- [BRIEF]
Leave out the images; return the rest of the data exactly.

SOURCE MATERIAL start

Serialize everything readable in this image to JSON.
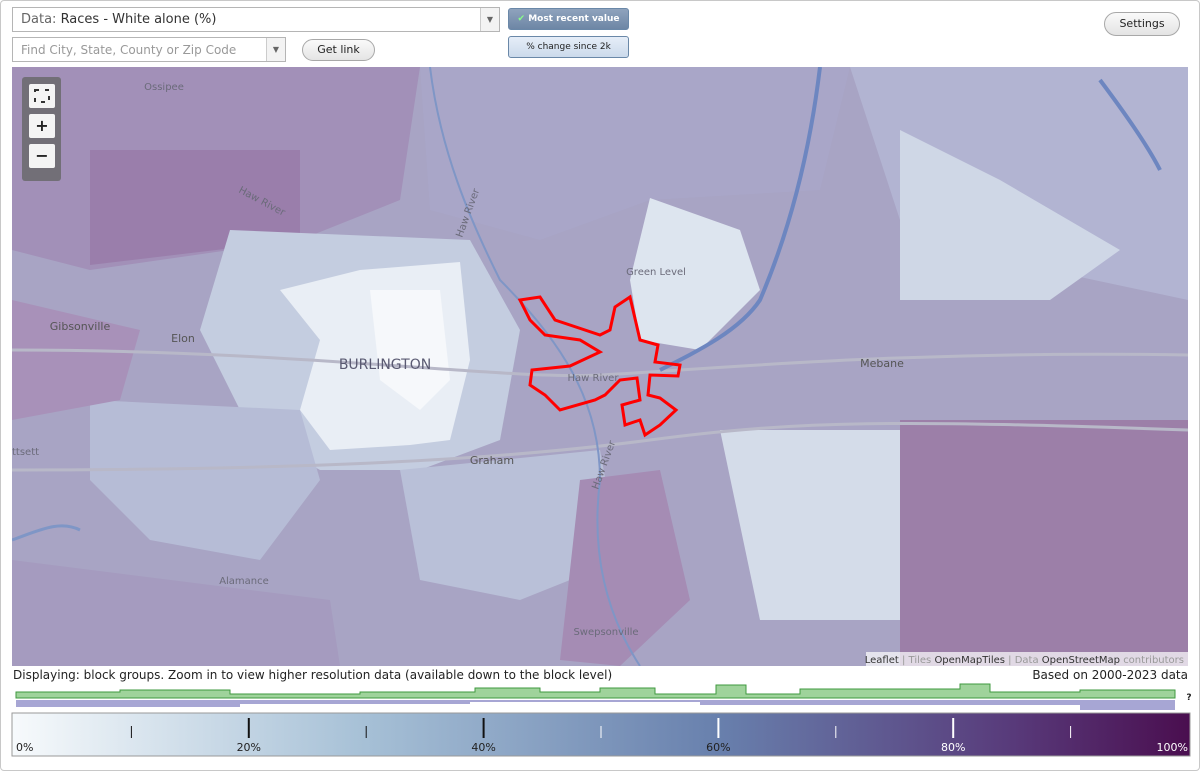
{
  "controls": {
    "data_prefix": "Data:",
    "data_value": "Races - White alone (%)",
    "most_recent": "Most recent value",
    "change": "% change since 2k",
    "settings": "Settings",
    "search_placeholder": "Find City, State, County or Zip Code",
    "get_link": "Get link",
    "zoom_in": "+",
    "zoom_out": "−"
  },
  "map": {
    "labels": [
      "Ossipee",
      "Haw River",
      "Haw River",
      "Gibsonville",
      "Elon",
      "BURLINGTON",
      "Green Level",
      "Haw River",
      "Mebane",
      "Graham",
      "Haw River",
      "Alamance",
      "Swepsonville",
      "ttsett"
    ],
    "attribution": {
      "leaflet": "Leaflet",
      "tiles_prefix": "Tiles",
      "tiles": "OpenMapTiles",
      "data_prefix": "Data",
      "data": "OpenStreetMap",
      "suffix": "contributors"
    }
  },
  "status": {
    "displaying": "Displaying: block groups. Zoom in to view higher resolution data (available down to the block level)",
    "based_on": "Based on 2000-2023 data",
    "help": "?"
  },
  "legend": {
    "ticks": [
      {
        "value": 0,
        "label": "0%"
      },
      {
        "value": 20,
        "label": "20%"
      },
      {
        "value": 40,
        "label": "40%"
      },
      {
        "value": 60,
        "label": "60%"
      },
      {
        "value": 80,
        "label": "80%"
      },
      {
        "value": 100,
        "label": "100%"
      }
    ],
    "minor_ticks": [
      10,
      30,
      50,
      70,
      90
    ]
  }
}
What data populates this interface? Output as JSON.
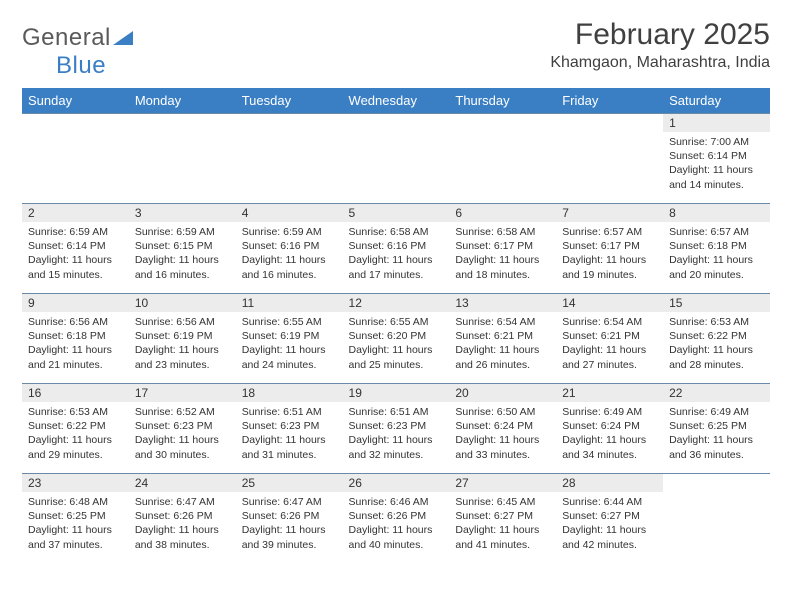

SOURCE MATERIAL end

- [RESULT OF THIS EXERCISE]
Serialize everything readable in this image to JSON.
{
  "controls": {
    "data_prefix": "Data:",
    "data_value": "Races - White alone (%)",
    "most_recent": "Most recent value",
    "change": "% change since 2k",
    "settings": "Settings",
    "search_placeholder": "Find City, State, County or Zip Code",
    "get_link": "Get link",
    "zoom_in": "+",
    "zoom_out": "−"
  },
  "map": {
    "labels": [
      "Ossipee",
      "Haw River",
      "Haw River",
      "Gibsonville",
      "Elon",
      "BURLINGTON",
      "Green Level",
      "Haw River",
      "Mebane",
      "Graham",
      "Haw River",
      "Alamance",
      "Swepsonville",
      "ttsett"
    ],
    "attribution": {
      "leaflet": "Leaflet",
      "tiles_prefix": "Tiles",
      "tiles": "OpenMapTiles",
      "data_prefix": "Data",
      "data": "OpenStreetMap",
      "suffix": "contributors"
    }
  },
  "status": {
    "displaying": "Displaying: block groups. Zoom in to view higher resolution data (available down to the block level)",
    "based_on": "Based on 2000-2023 data",
    "help": "?"
  },
  "legend": {
    "ticks": [
      {
        "value": 0,
        "label": "0%"
      },
      {
        "value": 20,
        "label": "20%"
      },
      {
        "value": 40,
        "label": "40%"
      },
      {
        "value": 60,
        "label": "60%"
      },
      {
        "value": 80,
        "label": "80%"
      },
      {
        "value": 100,
        "label": "100%"
      }
    ],
    "minor_ticks": [
      10,
      30,
      50,
      70,
      90
    ]
  }
}
What data populates this interface? Output as JSON.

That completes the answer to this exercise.